| SUPPLIED DATA |
++++++++++

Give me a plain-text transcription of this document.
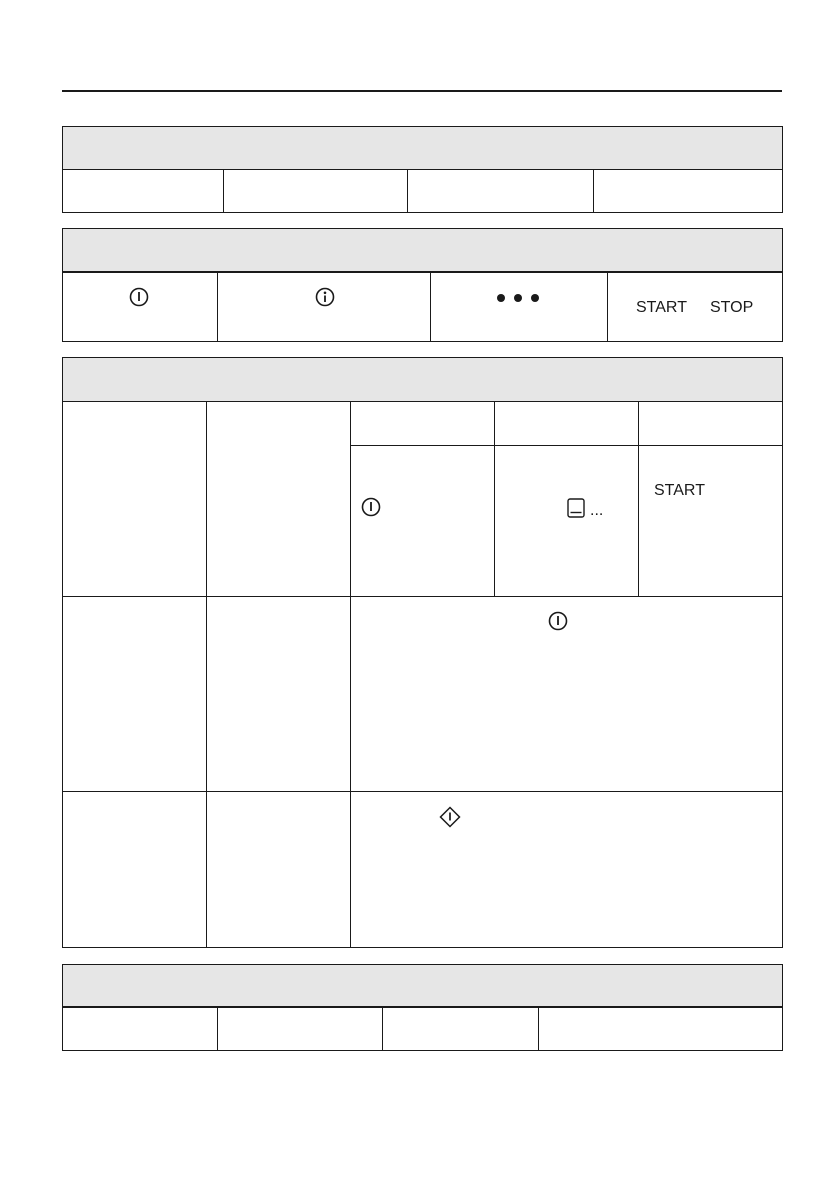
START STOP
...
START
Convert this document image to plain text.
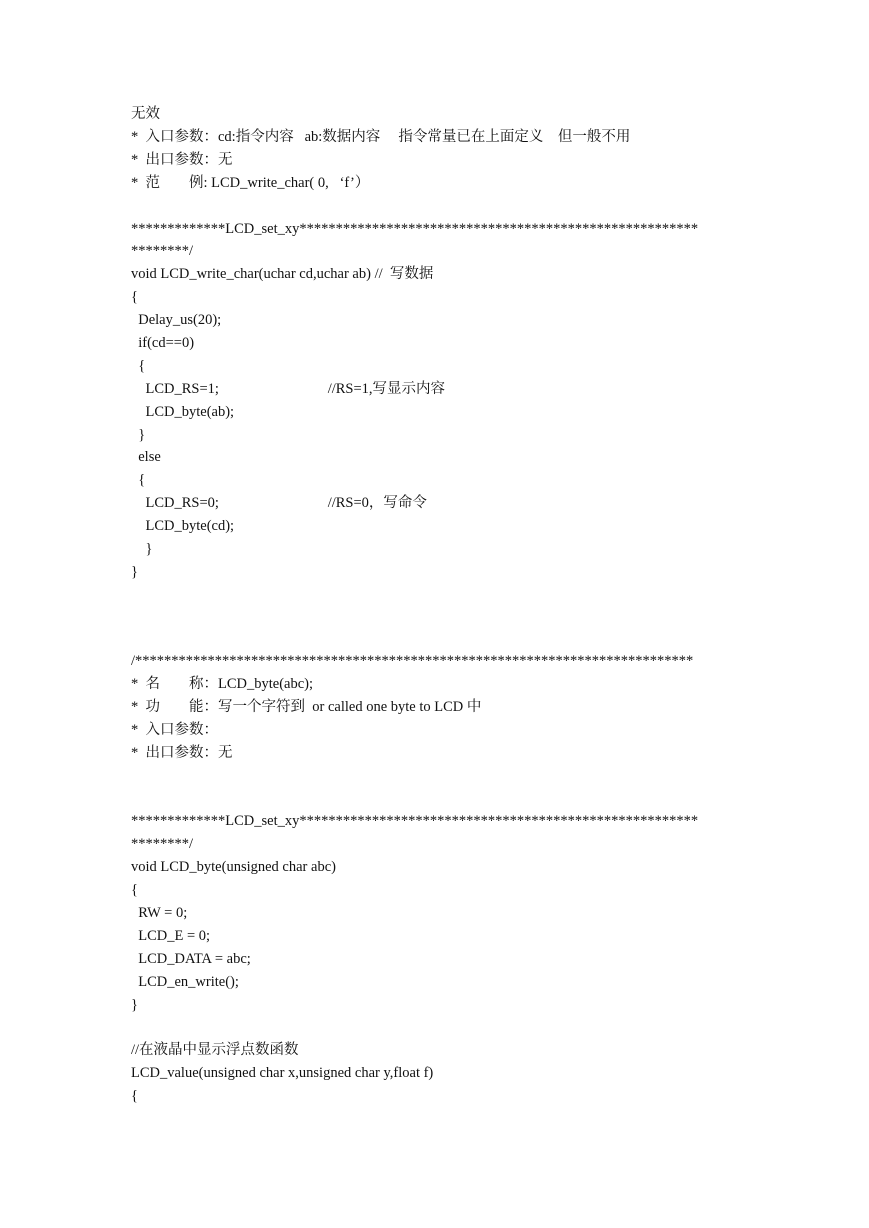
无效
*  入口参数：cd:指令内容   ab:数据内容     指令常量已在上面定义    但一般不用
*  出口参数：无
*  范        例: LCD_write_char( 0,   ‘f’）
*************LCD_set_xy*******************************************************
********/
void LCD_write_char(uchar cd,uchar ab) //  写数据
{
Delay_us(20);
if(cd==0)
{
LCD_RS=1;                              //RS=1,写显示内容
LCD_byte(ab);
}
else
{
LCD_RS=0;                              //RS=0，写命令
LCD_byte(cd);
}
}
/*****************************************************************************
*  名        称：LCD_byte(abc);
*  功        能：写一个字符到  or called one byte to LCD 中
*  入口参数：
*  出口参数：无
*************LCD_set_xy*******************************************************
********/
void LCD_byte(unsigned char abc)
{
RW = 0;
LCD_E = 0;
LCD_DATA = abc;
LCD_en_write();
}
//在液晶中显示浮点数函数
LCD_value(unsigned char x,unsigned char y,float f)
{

++++++++++

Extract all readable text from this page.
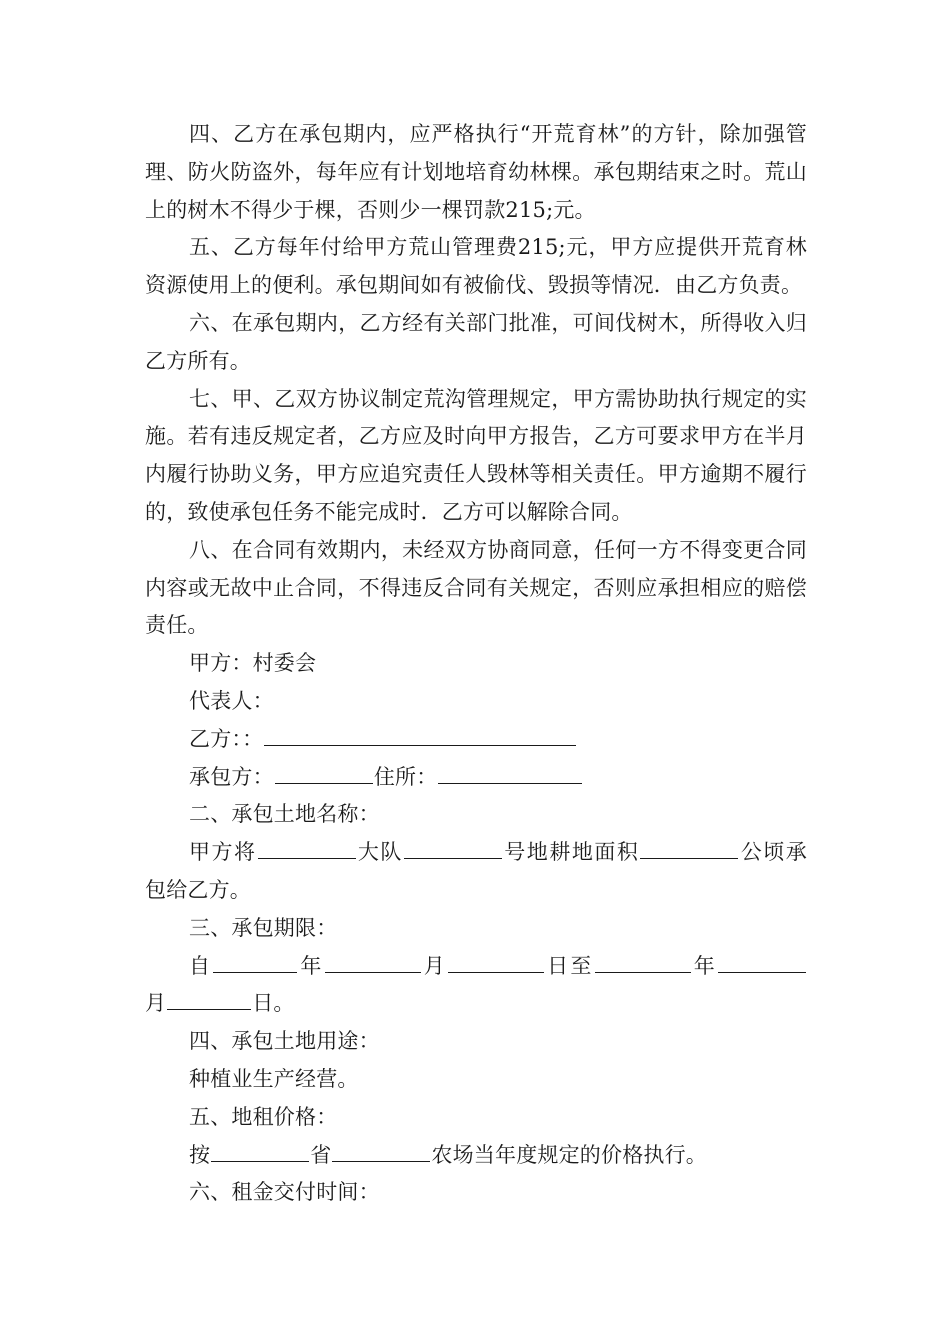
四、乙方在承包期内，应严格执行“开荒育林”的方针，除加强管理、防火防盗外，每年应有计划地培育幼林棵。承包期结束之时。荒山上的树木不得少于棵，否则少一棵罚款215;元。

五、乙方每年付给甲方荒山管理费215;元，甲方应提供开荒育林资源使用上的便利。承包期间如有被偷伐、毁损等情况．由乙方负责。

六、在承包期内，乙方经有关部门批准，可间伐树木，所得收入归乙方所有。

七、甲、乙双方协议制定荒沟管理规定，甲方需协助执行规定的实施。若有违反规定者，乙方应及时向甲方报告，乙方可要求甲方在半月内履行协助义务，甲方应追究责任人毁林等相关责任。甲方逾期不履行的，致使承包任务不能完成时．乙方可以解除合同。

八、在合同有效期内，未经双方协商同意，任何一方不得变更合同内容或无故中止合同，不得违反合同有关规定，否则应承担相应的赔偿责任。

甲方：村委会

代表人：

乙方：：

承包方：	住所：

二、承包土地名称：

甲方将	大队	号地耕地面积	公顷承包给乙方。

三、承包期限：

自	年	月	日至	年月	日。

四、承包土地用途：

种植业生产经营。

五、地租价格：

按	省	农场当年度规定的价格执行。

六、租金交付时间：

++++++++++

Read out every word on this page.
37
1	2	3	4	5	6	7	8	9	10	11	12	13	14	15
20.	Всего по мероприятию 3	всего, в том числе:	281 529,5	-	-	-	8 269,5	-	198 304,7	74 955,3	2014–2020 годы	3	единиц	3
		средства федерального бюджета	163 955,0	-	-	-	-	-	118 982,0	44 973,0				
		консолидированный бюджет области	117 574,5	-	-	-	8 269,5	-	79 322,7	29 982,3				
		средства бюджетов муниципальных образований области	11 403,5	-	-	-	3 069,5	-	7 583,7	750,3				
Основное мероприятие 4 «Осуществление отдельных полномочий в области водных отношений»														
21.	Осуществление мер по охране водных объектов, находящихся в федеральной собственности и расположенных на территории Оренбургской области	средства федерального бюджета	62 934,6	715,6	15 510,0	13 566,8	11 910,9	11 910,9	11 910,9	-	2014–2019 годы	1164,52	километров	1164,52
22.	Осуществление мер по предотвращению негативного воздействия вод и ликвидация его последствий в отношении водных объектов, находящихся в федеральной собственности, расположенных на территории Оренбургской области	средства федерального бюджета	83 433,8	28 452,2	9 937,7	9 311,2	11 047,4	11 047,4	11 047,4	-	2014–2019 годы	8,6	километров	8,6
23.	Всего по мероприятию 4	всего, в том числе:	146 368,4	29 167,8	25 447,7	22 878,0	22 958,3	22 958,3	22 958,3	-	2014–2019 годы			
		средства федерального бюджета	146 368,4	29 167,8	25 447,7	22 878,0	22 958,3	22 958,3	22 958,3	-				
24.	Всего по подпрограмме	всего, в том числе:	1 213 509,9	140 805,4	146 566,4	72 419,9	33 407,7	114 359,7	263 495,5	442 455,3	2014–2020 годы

++++++++++

| GIVEN INSTRUCTION |
Lines of the material that contain the word "this" are to be gathered.

| TASK ANSWER |
Give me a plain-text transcription of this document.
Convert this document image to plain text.
Extract all readable text from this page.
Read out every word on this page.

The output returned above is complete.